[DATA FOR ANALYSIS]:
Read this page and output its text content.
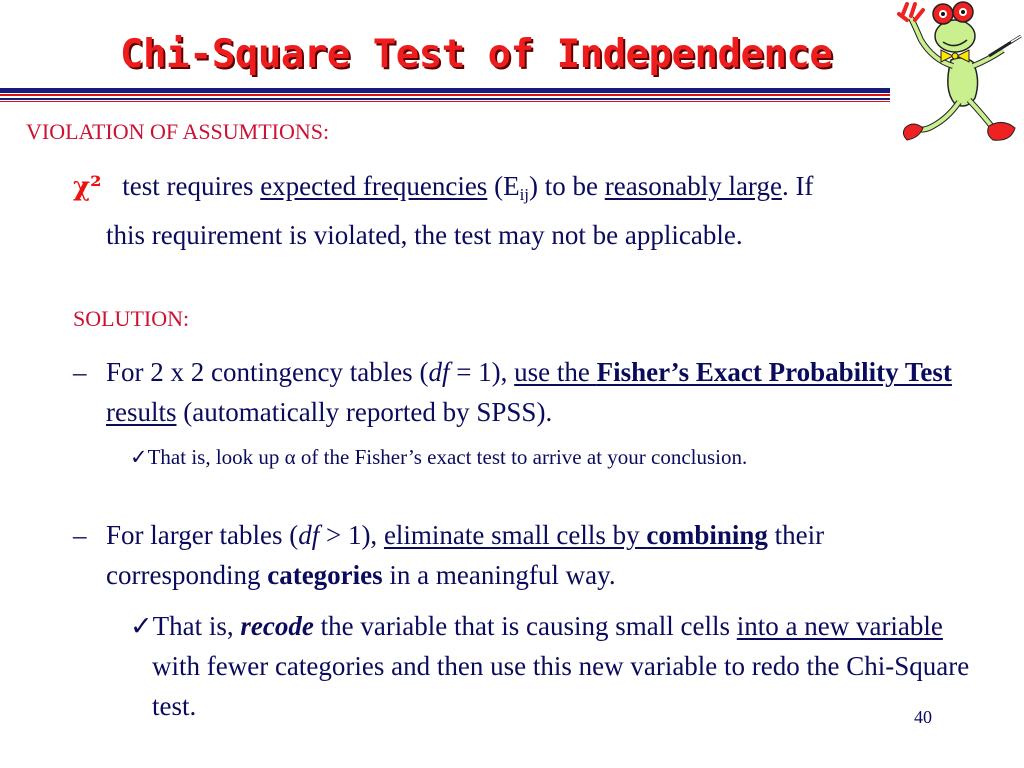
Chi-Square Test of Independence
VIOLATION OF ASSUMTIONS:
χ² test requires expected frequencies $(E_{ij})$ to be reasonably large. If
this requirement is violated, the test may not be applicable.
SOLUTION:
– For 2 x 2 contingency tables (df = 1), use the Fisher’s Exact Probability Test results (automatically reported by SPSS).
✓That is, look up α of the Fisher’s exact test to arrive at your conclusion.
– For larger tables (df > 1), eliminate small cells by combining their corresponding categories in a meaningful way.
✓That is, recode the variable that is causing small cells into a new variable with fewer categories and then use this new variable to redo the Chi-Square test.	40
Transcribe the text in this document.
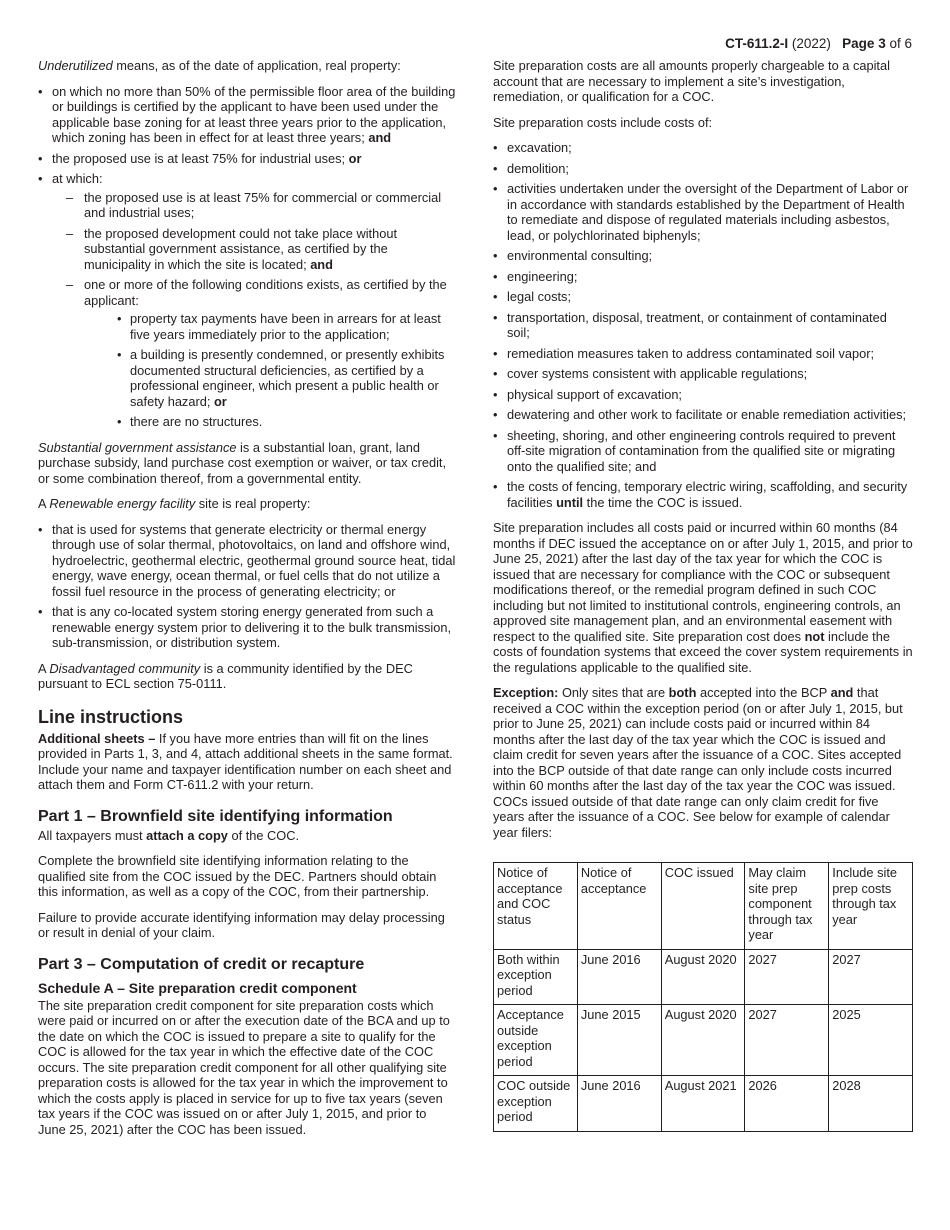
CT-611.2-I (2022) Page 3 of 6

Underutilized means, as of the date of application, real property:

• on which no more than 50% of the permissible floor area of the building or buildings is certified by the applicant to have been used under the applicable base zoning for at least three years prior to the application, which zoning has been in effect for at least three years; and
• the proposed use is at least 75% for industrial uses; or
• at which:
– the proposed use is at least 75% for commercial or commercial and industrial uses;
– the proposed development could not take place without substantial government assistance, as certified by the municipality in which the site is located; and
– one or more of the following conditions exists, as certified by the applicant:
• property tax payments have been in arrears for at least five years immediately prior to the application;
• a building is presently condemned, or presently exhibits documented structural deficiencies, as certified by a professional engineer, which present a public health or safety hazard; or
• there are no structures.

Substantial government assistance is a substantial loan, grant, land purchase subsidy, land purchase cost exemption or waiver, or tax credit, or some combination thereof, from a governmental entity.

A Renewable energy facility site is real property:

• that is used for systems that generate electricity or thermal energy through use of solar thermal, photovoltaics, on land and offshore wind, hydroelectric, geothermal electric, geothermal ground source heat, tidal energy, wave energy, ocean thermal, or fuel cells that do not utilize a fossil fuel resource in the process of generating electricity; or
• that is any co-located system storing energy generated from such a renewable energy system prior to delivering it to the bulk transmission, sub-transmission, or distribution system.

A Disadvantaged community is a community identified by the DEC pursuant to ECL section 75-0111.

Line instructions

Additional sheets – If you have more entries than will fit on the lines provided in Parts 1, 3, and 4, attach additional sheets in the same format. Include your name and taxpayer identification number on each sheet and attach them and Form CT-611.2 with your return.

Part 1 – Brownfield site identifying information

All taxpayers must attach a copy of the COC.

Complete the brownfield site identifying information relating to the qualified site from the COC issued by the DEC. Partners should obtain this information, as well as a copy of the COC, from their partnership.

Failure to provide accurate identifying information may delay processing or result in denial of your claim.

Part 3 – Computation of credit or recapture
Schedule A – Site preparation credit component

The site preparation credit component for site preparation costs which were paid or incurred on or after the execution date of the BCA and up to the date on which the COC is issued to prepare a site to qualify for the COC is allowed for the tax year in which the effective date of the COC occurs. The site preparation credit component for all other qualifying site preparation costs is allowed for the tax year in which the improvement to which the costs apply is placed in service for up to five tax years (seven tax years if the COC was issued on or after July 1, 2015, and prior to June 25, 2021) after the COC has been issued.

Site preparation costs are all amounts properly chargeable to a capital account that are necessary to implement a site’s investigation, remediation, or qualification for a COC.

Site preparation costs include costs of:

• excavation;
• demolition;
• activities undertaken under the oversight of the Department of Labor or in accordance with standards established by the Department of Health to remediate and dispose of regulated materials including asbestos, lead, or polychlorinated biphenyls;
• environmental consulting;
• engineering;
• legal costs;
• transportation, disposal, treatment, or containment of contaminated soil;
• remediation measures taken to address contaminated soil vapor;
• cover systems consistent with applicable regulations;
• physical support of excavation;
• dewatering and other work to facilitate or enable remediation activities;
• sheeting, shoring, and other engineering controls required to prevent off-site migration of contamination from the qualified site or migrating onto the qualified site; and
• the costs of fencing, temporary electric wiring, scaffolding, and security facilities until the time the COC is issued.

Site preparation includes all costs paid or incurred within 60 months (84 months if DEC issued the acceptance on or after July 1, 2015, and prior to June 25, 2021) after the last day of the tax year for which the COC is issued that are necessary for compliance with the COC or subsequent modifications thereof, or the remedial program defined in such COC including but not limited to institutional controls, engineering controls, an approved site management plan, and an environmental easement with respect to the qualified site. Site preparation cost does not include the costs of foundation systems that exceed the cover system requirements in the regulations applicable to the qualified site.

Exception: Only sites that are both accepted into the BCP and that received a COC within the exception period (on or after July 1, 2015, but prior to June 25, 2021) can include costs paid or incurred within 84 months after the last day of the tax year which the COC is issued and claim credit for seven years after the issuance of a COC. Sites accepted into the BCP outside of that date range can only include costs incurred within 60 months after the last day of the tax year the COC was issued. COCs issued outside of that date range can only claim credit for five years after the issuance of a COC. See below for example of calendar year filers:

Notice of acceptance and COC status	Notice of acceptance	COC issued	May claim site prep component through tax year	Include site prep costs through tax year
Both within exception period	June 2016	August 2020	2027	2027
Acceptance outside exception period	June 2015	August 2020	2027	2025
COC outside exception period	June 2016	August 2021	2026	2028
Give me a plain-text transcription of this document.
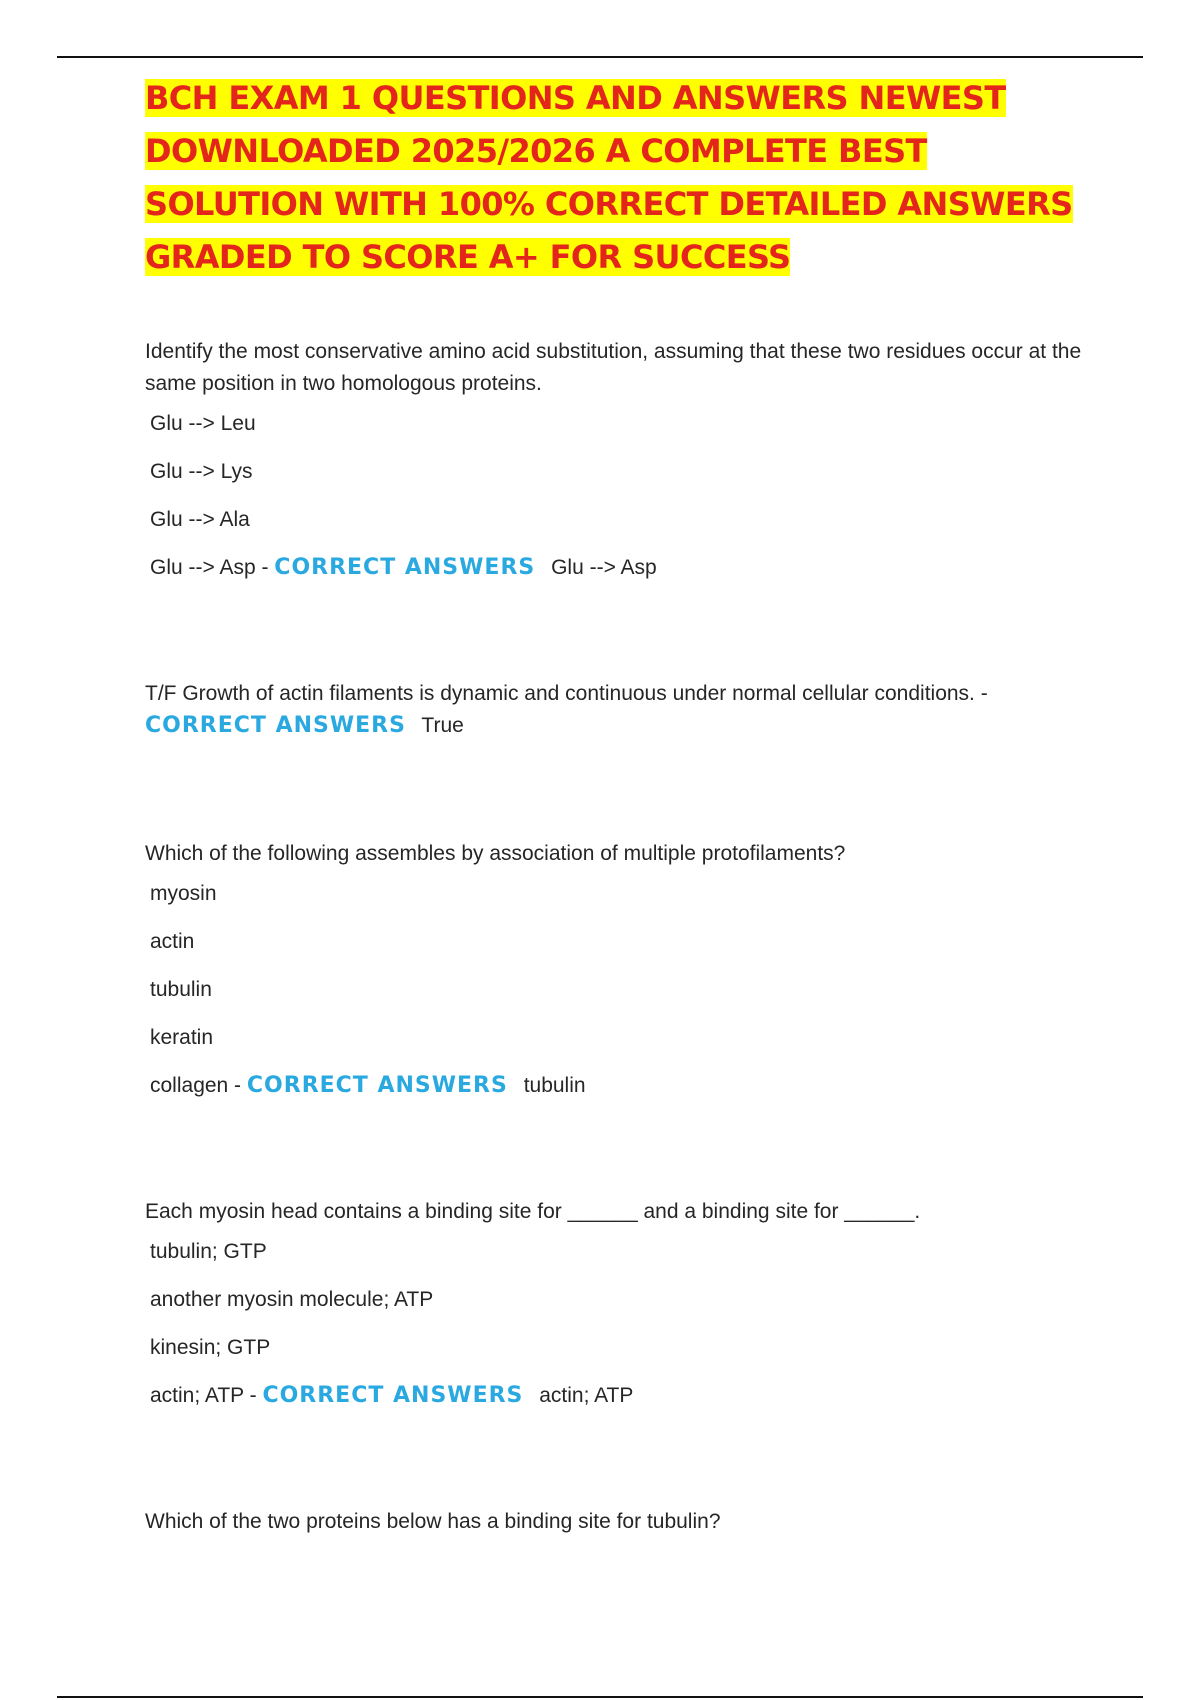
BCH EXAM 1 QUESTIONS AND ANSWERS NEWEST DOWNLOADED 2025/2026 A COMPLETE BEST SOLUTION WITH 100% CORRECT DETAILED ANSWERS GRADED TO SCORE A+ FOR SUCCESS

Identify the most conservative amino acid substitution, assuming that these two residues occur at the same position in two homologous proteins.

Glu --> Leu
Glu --> Lys
Glu --> Ala
Glu --> Asp - CORRECT ANSWERS Glu --> Asp

T/F Growth of actin filaments is dynamic and continuous under normal cellular conditions. -
CORRECT ANSWERS True

Which of the following assembles by association of multiple protofilaments?

myosin
actin
tubulin
keratin
collagen - CORRECT ANSWERS tubulin

Each myosin head contains a binding site for ______ and a binding site for ______.

tubulin; GTP
another myosin molecule; ATP
kinesin; GTP
actin; ATP - CORRECT ANSWERS actin; ATP

Which of the two proteins below has a binding site for tubulin?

[WHAT THE TASK ASKS]:
Leaving out only the pictures, reproduce the listing exactly.

[RESPONSE TO THE TASK]:
Read this page and output its text content.
Chi-Square Test of Independence
VIOLATION OF ASSUMTIONS:
χ² test requires expected frequencies $(E_{ij})$ to be reasonably large. If
this requirement is violated, the test may not be applicable.
SOLUTION:
– For 2 x 2 contingency tables (df = 1), use the Fisher’s Exact Probability Test results (automatically reported by SPSS).
✓That is, look up α of the Fisher’s exact test to arrive at your conclusion.
– For larger tables (df > 1), eliminate small cells by combining their corresponding categories in a meaningful way.
✓That is, recode the variable that is causing small cells into a new variable with fewer categories and then use this new variable to redo the Chi-Square test.	40
Transcribe the text in this document.
CT-611.2-I (2022) Page 3 of 6

Underutilized means, as of the date of application, real property:

• on which no more than 50% of the permissible floor area of the building or buildings is certified by the applicant to have been used under the applicable base zoning for at least three years prior to the application, which zoning has been in effect for at least three years; and
• the proposed use is at least 75% for industrial uses; or
• at which:
– the proposed use is at least 75% for commercial or commercial and industrial uses;
– the proposed development could not take place without substantial government assistance, as certified by the municipality in which the site is located; and
– one or more of the following conditions exists, as certified by the applicant:
• property tax payments have been in arrears for at least five years immediately prior to the application;
• a building is presently condemned, or presently exhibits documented structural deficiencies, as certified by a professional engineer, which present a public health or safety hazard; or
• there are no structures.

Substantial government assistance is a substantial loan, grant, land purchase subsidy, land purchase cost exemption or waiver, or tax credit, or some combination thereof, from a governmental entity.

A Renewable energy facility site is real property:

• that is used for systems that generate electricity or thermal energy through use of solar thermal, photovoltaics, on land and offshore wind, hydroelectric, geothermal electric, geothermal ground source heat, tidal energy, wave energy, ocean thermal, or fuel cells that do not utilize a fossil fuel resource in the process of generating electricity; or
• that is any co-located system storing energy generated from such a renewable energy system prior to delivering it to the bulk transmission, sub-transmission, or distribution system.

A Disadvantaged community is a community identified by the DEC pursuant to ECL section 75-0111.

Line instructions

Additional sheets – If you have more entries than will fit on the lines provided in Parts 1, 3, and 4, attach additional sheets in the same format. Include your name and taxpayer identification number on each sheet and attach them and Form CT-611.2 with your return.

Part 1 – Brownfield site identifying information

All taxpayers must attach a copy of the COC.

Complete the brownfield site identifying information relating to the qualified site from the COC issued by the DEC. Partners should obtain this information, as well as a copy of the COC, from their partnership.

Failure to provide accurate identifying information may delay processing or result in denial of your claim.

Part 3 – Computation of credit or recapture
Schedule A – Site preparation credit component

The site preparation credit component for site preparation costs which were paid or incurred on or after the execution date of the BCA and up to the date on which the COC is issued to prepare a site to qualify for the COC is allowed for the tax year in which the effective date of the COC occurs. The site preparation credit component for all other qualifying site preparation costs is allowed for the tax year in which the improvement to which the costs apply is placed in service for up to five tax years (seven tax years if the COC was issued on or after July 1, 2015, and prior to June 25, 2021) after the COC has been issued.

Site preparation costs are all amounts properly chargeable to a capital account that are necessary to implement a site’s investigation, remediation, or qualification for a COC.

Site preparation costs include costs of:

• excavation;
• demolition;
• activities undertaken under the oversight of the Department of Labor or in accordance with standards established by the Department of Health to remediate and dispose of regulated materials including asbestos, lead, or polychlorinated biphenyls;
• environmental consulting;
• engineering;
• legal costs;
• transportation, disposal, treatment, or containment of contaminated soil;
• remediation measures taken to address contaminated soil vapor;
• cover systems consistent with applicable regulations;
• physical support of excavation;
• dewatering and other work to facilitate or enable remediation activities;
• sheeting, shoring, and other engineering controls required to prevent off-site migration of contamination from the qualified site or migrating onto the qualified site; and
• the costs of fencing, temporary electric wiring, scaffolding, and security facilities until the time the COC is issued.

Site preparation includes all costs paid or incurred within 60 months (84 months if DEC issued the acceptance on or after July 1, 2015, and prior to June 25, 2021) after the last day of the tax year for which the COC is issued that are necessary for compliance with the COC or subsequent modifications thereof, or the remedial program defined in such COC including but not limited to institutional controls, engineering controls, an approved site management plan, and an environmental easement with respect to the qualified site. Site preparation cost does not include the costs of foundation systems that exceed the cover system requirements in the regulations applicable to the qualified site.

Exception: Only sites that are both accepted into the BCP and that received a COC within the exception period (on or after July 1, 2015, but prior to June 25, 2021) can include costs paid or incurred within 84 months after the last day of the tax year which the COC is issued and claim credit for seven years after the issuance of a COC. Sites accepted into the BCP outside of that date range can only include costs incurred within 60 months after the last day of the tax year the COC was issued. COCs issued outside of that date range can only claim credit for five years after the issuance of a COC. See below for example of calendar year filers:

Notice of acceptance and COC status	Notice of acceptance	COC issued	May claim site prep component through tax year	Include site prep costs through tax year
Both within exception period	June 2016	August 2020	2027	2027
Acceptance outside exception period	June 2015	August 2020	2027	2025
COC outside exception period	June 2016	August 2021	2026	2028
Give me a plain-text transcription of this document.
BCH EXAM 1 QUESTIONS AND ANSWERS NEWEST DOWNLOADED 2025/2026 A COMPLETE BEST SOLUTION WITH 100% CORRECT DETAILED ANSWERS GRADED TO SCORE A+ FOR SUCCESS

Identify the most conservative amino acid substitution, assuming that these two residues occur at the same position in two homologous proteins.

Glu --> Leu
Glu --> Lys
Glu --> Ala
Glu --> Asp - CORRECT ANSWERS Glu --> Asp

T/F Growth of actin filaments is dynamic and continuous under normal cellular conditions. -
CORRECT ANSWERS True

Which of the following assembles by association of multiple protofilaments?

myosin
actin
tubulin
keratin
collagen - CORRECT ANSWERS tubulin

Each myosin head contains a binding site for ______ and a binding site for ______.

tubulin; GTP
another myosin molecule; ATP
kinesin; GTP
actin; ATP - CORRECT ANSWERS actin; ATP

Which of the two proteins below has a binding site for tubulin?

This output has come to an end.